▶ **What to do**: Check each line of the listing for the word "Common" and report how many lines contain it, giving nothing but the number.

▶ **Extracted information**:
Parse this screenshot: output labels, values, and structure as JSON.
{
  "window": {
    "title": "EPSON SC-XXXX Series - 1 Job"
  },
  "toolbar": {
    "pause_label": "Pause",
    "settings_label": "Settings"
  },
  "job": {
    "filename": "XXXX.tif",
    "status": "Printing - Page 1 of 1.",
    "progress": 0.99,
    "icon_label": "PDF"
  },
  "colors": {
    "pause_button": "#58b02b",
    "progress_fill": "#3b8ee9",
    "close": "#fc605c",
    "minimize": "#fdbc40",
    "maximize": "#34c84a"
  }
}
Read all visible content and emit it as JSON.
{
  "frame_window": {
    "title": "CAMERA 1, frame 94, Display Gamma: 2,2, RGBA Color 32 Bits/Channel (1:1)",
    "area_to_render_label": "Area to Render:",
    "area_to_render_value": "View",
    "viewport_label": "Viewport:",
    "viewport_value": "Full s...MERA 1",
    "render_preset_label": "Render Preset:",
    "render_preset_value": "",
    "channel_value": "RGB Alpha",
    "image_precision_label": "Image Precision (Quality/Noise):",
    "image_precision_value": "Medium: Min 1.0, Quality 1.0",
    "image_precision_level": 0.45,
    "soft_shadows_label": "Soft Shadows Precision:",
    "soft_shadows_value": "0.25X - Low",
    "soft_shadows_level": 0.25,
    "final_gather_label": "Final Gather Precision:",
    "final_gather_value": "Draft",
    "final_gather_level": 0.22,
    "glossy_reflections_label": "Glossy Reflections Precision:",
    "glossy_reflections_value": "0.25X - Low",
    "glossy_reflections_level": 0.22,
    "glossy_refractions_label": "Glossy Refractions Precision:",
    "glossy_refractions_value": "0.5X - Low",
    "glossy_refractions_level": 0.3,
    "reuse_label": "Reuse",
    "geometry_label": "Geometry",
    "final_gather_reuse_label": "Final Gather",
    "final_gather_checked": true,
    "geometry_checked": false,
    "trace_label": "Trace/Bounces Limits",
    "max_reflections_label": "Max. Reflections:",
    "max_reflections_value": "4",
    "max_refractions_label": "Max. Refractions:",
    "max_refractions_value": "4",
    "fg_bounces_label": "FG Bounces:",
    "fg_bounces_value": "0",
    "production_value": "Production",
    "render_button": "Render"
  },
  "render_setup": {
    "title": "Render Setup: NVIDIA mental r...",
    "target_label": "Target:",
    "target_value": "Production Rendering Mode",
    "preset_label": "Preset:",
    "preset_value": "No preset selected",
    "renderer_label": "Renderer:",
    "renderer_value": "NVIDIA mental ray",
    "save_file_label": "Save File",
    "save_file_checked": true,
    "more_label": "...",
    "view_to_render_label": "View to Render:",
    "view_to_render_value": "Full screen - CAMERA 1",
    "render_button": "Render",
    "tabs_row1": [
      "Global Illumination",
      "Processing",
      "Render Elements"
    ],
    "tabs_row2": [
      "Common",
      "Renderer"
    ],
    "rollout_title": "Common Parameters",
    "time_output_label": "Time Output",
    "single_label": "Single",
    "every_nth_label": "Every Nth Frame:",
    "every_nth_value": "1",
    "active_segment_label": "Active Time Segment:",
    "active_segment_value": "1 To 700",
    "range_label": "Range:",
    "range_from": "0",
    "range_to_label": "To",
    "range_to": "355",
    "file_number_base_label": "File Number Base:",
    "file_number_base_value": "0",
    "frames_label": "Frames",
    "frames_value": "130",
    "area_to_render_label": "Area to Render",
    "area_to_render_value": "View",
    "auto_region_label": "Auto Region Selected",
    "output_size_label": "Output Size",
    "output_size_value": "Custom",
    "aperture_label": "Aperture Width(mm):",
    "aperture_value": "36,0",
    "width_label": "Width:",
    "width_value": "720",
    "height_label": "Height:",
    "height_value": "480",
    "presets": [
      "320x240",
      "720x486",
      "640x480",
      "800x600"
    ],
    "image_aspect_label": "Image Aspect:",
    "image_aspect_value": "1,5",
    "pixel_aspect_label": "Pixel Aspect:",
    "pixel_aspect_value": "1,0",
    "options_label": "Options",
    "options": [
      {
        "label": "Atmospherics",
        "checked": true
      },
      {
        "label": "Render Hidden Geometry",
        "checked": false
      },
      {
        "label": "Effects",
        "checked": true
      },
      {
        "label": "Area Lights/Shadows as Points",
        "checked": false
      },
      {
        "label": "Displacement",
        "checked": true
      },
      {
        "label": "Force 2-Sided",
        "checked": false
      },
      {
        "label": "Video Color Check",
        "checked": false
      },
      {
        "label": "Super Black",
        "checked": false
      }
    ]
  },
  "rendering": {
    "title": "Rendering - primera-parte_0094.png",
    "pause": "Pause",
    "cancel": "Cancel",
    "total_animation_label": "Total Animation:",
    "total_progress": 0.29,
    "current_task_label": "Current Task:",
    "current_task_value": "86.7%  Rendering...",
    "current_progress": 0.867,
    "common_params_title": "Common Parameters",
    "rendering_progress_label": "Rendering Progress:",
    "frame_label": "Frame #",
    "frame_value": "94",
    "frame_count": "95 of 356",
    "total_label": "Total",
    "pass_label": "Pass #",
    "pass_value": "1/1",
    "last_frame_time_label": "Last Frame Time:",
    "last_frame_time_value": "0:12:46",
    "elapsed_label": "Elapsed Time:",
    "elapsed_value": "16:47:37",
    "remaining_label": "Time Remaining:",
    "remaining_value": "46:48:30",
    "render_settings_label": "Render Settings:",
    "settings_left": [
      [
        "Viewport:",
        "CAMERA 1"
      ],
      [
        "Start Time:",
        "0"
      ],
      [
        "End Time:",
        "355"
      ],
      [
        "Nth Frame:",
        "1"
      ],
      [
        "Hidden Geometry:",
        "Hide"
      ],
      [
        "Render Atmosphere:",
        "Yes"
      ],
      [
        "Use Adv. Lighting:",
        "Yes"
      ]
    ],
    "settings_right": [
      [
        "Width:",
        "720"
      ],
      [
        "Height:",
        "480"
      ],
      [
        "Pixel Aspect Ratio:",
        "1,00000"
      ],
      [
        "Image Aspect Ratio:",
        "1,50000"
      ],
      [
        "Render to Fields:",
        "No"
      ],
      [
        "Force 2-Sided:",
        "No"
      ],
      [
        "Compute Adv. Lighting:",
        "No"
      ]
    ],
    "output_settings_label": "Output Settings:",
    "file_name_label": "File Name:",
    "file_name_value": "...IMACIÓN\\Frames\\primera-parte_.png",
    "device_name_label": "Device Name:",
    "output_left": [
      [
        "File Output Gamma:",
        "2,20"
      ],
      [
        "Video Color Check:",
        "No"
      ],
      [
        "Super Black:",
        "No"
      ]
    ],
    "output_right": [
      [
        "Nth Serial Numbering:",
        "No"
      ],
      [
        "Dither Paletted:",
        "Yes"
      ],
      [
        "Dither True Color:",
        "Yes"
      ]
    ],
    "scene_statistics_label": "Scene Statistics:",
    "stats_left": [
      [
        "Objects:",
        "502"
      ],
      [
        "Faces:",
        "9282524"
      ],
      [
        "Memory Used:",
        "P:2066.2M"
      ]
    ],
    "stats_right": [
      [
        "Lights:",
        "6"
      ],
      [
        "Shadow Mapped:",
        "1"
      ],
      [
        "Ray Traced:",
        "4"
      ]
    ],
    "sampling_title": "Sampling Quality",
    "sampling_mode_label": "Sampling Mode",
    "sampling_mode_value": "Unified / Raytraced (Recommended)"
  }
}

▶ **The output**: 3